Task: Using the listing beneath this task, count the lines with the word "Control" and write only the result.
*** Supplied data ***
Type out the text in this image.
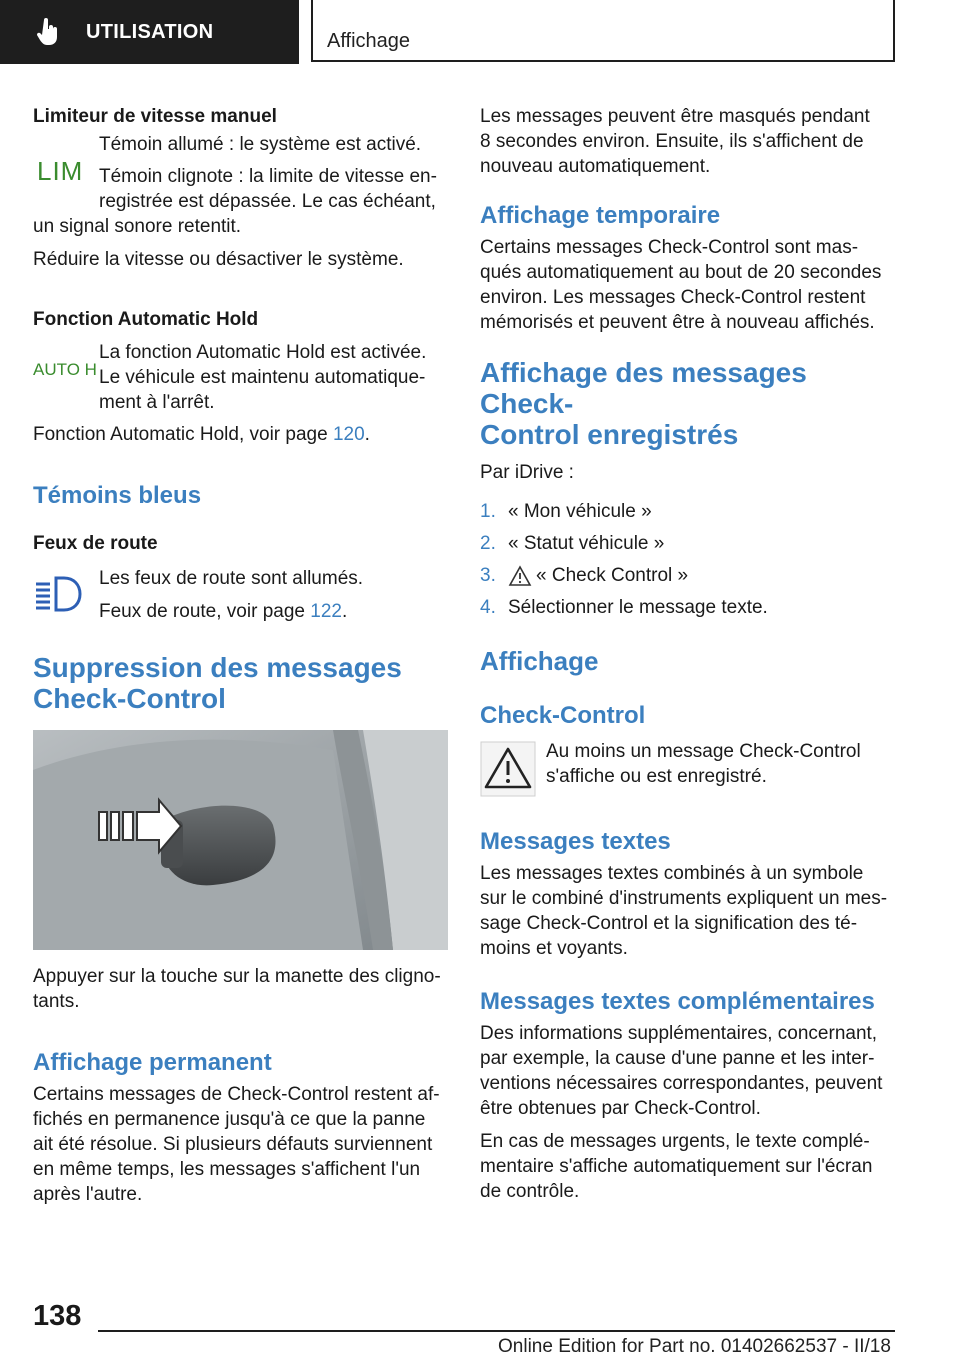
UTILISATION	Affichage

Limiteur de vitesse manuel

LIM

Témoin allumé : le système est activé.

Témoin clignote : la limite de vitesse en‐

registrée est dépassée. Le cas échéant,

un signal sonore retentit.

Réduire la vitesse ou désactiver le système.

Fonction Automatic Hold

AUTO H

La fonction Automatic Hold est activée.

Le véhicule est maintenu automatique‐

ment à l'arrêt.

Fonction Automatic Hold, voir page 120.

Témoins bleus

Feux de route

Les feux de route sont allumés.

Feux de route, voir page 122.

Suppression des messages

Check-Control

Appuyer sur la touche sur la manette des cligno‐

tants.

Affichage permanent

Certains messages de Check-Control restent af‐

fichés en permanence jusqu'à ce que la panne

ait été résolue. Si plusieurs défauts surviennent

en même temps, les messages s'affichent l'un

après l'autre.

Les messages peuvent être masqués pendant

8 secondes environ. Ensuite, ils s'affichent de

nouveau automatiquement.

Affichage temporaire

Certains messages Check-Control sont mas‐

qués automatiquement au bout de 20 secondes

environ. Les messages Check-Control restent

mémorisés et peuvent être à nouveau affichés.

Affichage des messages Check-

Control enregistrés

Par iDrive :

1. « Mon véhicule »
2. « Statut véhicule »
3.	« Check Control »
4. Sélectionner le message texte.

Affichage

Check-Control

Au moins un message Check-Control

s'affiche ou est enregistré.

Messages textes

Les messages textes combinés à un symbole

sur le combiné d'instruments expliquent un mes‐

sage Check-Control et la signification des té‐

moins et voyants.

Messages textes complémentaires

Des informations supplémentaires, concernant,

par exemple, la cause d'une panne et les inter‐

ventions nécessaires correspondantes, peuvent

être obtenues par Check-Control.

En cas de messages urgents, le texte complé‐

mentaire s'affiche automatiquement sur l'écran

de contrôle.

138
Online Edition for Part no. 01402662537 - II/18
***
Right answer: 10